## REQUIRED WORK
Print, please, the line that contains "What text is on this page?" and each line after it to the end of the entries, unchanged and with nothing else.

## PROVIDED RECORDS

────

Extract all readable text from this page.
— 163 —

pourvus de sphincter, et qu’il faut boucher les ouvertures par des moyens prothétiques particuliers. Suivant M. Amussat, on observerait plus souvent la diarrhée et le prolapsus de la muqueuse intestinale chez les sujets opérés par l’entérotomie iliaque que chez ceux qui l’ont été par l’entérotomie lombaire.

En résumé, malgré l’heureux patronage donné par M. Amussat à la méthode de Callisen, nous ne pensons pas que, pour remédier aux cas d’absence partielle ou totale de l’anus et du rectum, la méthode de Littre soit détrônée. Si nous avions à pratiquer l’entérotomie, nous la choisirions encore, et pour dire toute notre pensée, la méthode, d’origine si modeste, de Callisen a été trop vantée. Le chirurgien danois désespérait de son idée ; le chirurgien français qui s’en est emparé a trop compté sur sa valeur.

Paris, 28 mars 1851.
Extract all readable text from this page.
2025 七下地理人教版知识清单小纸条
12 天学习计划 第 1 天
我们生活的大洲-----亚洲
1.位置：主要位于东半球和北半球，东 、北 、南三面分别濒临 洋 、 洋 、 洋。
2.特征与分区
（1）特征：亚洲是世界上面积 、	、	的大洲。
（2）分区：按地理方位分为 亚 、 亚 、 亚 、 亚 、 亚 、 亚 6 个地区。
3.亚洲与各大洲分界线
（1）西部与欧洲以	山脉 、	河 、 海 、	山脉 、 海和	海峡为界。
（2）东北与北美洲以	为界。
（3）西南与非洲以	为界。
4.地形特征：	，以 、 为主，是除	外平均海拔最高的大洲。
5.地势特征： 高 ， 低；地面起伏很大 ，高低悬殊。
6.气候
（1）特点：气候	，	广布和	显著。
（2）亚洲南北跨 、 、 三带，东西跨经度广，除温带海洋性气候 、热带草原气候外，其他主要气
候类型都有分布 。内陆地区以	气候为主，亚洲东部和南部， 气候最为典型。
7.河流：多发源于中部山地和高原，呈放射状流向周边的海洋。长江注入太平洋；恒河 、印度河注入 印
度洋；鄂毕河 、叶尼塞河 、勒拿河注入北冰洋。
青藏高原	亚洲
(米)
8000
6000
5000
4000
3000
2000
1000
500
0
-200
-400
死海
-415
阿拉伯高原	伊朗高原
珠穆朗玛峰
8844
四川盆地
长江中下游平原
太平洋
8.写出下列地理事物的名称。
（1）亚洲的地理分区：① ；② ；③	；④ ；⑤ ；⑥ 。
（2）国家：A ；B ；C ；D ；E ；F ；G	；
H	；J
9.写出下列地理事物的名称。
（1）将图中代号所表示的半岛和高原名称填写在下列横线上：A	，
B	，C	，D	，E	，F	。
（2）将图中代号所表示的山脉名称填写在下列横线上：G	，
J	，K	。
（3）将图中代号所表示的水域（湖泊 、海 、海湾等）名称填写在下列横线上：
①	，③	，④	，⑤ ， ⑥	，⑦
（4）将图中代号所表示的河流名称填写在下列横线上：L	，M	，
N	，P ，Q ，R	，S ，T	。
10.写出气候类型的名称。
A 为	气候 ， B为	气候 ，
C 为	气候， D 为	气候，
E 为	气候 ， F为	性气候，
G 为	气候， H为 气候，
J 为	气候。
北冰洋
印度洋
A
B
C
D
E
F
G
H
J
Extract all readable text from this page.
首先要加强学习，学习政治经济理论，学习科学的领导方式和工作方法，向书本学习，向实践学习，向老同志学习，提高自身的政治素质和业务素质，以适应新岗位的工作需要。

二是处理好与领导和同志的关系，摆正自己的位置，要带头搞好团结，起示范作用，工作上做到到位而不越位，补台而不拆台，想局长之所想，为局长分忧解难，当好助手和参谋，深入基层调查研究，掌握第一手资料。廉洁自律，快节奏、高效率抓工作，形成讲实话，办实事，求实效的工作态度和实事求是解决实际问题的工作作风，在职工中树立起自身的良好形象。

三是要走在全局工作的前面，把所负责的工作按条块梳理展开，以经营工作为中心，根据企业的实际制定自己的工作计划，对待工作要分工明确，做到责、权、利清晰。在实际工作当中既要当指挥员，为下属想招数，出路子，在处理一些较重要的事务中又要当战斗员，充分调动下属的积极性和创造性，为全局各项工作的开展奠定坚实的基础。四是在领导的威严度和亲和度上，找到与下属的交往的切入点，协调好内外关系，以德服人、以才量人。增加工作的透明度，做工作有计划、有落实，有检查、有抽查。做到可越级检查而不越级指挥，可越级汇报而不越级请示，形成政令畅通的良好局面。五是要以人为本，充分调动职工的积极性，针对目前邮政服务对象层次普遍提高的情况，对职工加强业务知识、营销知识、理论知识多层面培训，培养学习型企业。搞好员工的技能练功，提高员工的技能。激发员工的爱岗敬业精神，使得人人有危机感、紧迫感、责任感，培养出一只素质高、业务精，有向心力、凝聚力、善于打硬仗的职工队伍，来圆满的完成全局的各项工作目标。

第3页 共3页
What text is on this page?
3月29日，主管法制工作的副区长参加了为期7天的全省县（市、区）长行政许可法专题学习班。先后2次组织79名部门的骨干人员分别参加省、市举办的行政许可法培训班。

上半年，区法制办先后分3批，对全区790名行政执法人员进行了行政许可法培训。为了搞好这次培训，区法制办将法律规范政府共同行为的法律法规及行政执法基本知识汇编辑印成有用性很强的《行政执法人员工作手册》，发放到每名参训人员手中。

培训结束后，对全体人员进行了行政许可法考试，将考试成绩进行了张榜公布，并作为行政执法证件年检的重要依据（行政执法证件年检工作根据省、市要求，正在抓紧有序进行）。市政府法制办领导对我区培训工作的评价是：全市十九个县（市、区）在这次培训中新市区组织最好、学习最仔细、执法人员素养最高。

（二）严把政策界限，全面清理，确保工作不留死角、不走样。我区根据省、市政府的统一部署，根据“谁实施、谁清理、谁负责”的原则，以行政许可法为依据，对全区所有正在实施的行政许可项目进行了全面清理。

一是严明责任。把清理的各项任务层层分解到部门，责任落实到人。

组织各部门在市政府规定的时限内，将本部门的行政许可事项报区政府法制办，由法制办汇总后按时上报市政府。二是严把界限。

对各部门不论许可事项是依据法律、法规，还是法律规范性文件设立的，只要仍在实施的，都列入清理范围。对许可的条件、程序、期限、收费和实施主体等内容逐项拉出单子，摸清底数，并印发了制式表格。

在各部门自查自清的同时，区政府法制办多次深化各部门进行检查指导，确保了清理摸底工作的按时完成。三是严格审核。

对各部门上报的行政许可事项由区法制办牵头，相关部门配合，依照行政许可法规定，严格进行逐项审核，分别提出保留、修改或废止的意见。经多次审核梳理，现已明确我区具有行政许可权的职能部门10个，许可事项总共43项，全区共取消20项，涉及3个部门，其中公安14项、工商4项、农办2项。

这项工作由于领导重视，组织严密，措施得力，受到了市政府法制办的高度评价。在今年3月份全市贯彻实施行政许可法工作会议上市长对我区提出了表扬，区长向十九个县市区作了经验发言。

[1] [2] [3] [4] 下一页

────

## ANSWER FOR THIS EXERCISE
What text is on this page?
3月29日，主管法制工作的副区长参加了为期7天的全省县（市、区）长行政许可法专题学习班。先后2次组织79名部门的骨干人员分别参加省、市举办的行政许可法培训班。

上半年，区法制办先后分3批，对全区790名行政执法人员进行了行政许可法培训。为了搞好这次培训，区法制办将法律规范政府共同行为的法律法规及行政执法基本知识汇编辑印成有用性很强的《行政执法人员工作手册》，发放到每名参训人员手中。

培训结束后，对全体人员进行了行政许可法考试，将考试成绩进行了张榜公布，并作为行政执法证件年检的重要依据（行政执法证件年检工作根据省、市要求，正在抓紧有序进行）。市政府法制办领导对我区培训工作的评价是：全市十九个县（市、区）在这次培训中新市区组织最好、学习最仔细、执法人员素养最高。

（二）严把政策界限，全面清理，确保工作不留死角、不走样。我区根据省、市政府的统一部署，根据“谁实施、谁清理、谁负责”的原则，以行政许可法为依据，对全区所有正在实施的行政许可项目进行了全面清理。

一是严明责任。把清理的各项任务层层分解到部门，责任落实到人。

组织各部门在市政府规定的时限内，将本部门的行政许可事项报区政府法制办，由法制办汇总后按时上报市政府。二是严把界限。

对各部门不论许可事项是依据法律、法规，还是法律规范性文件设立的，只要仍在实施的，都列入清理范围。对许可的条件、程序、期限、收费和实施主体等内容逐项拉出单子，摸清底数，并印发了制式表格。

在各部门自查自清的同时，区政府法制办多次深化各部门进行检查指导，确保了清理摸底工作的按时完成。三是严格审核。

对各部门上报的行政许可事项由区法制办牵头，相关部门配合，依照行政许可法规定，严格进行逐项审核，分别提出保留、修改或废止的意见。经多次审核梳理，现已明确我区具有行政许可权的职能部门10个，许可事项总共43项，全区共取消20项，涉及3个部门，其中公安14项、工商4项、农办2项。

这项工作由于领导重视，组织严密，措施得力，受到了市政府法制办的高度评价。在今年3月份全市贯彻实施行政许可法工作会议上市长对我区提出了表扬，区长向十九个县市区作了经验发言。

[1] [2] [3] [4] 下一页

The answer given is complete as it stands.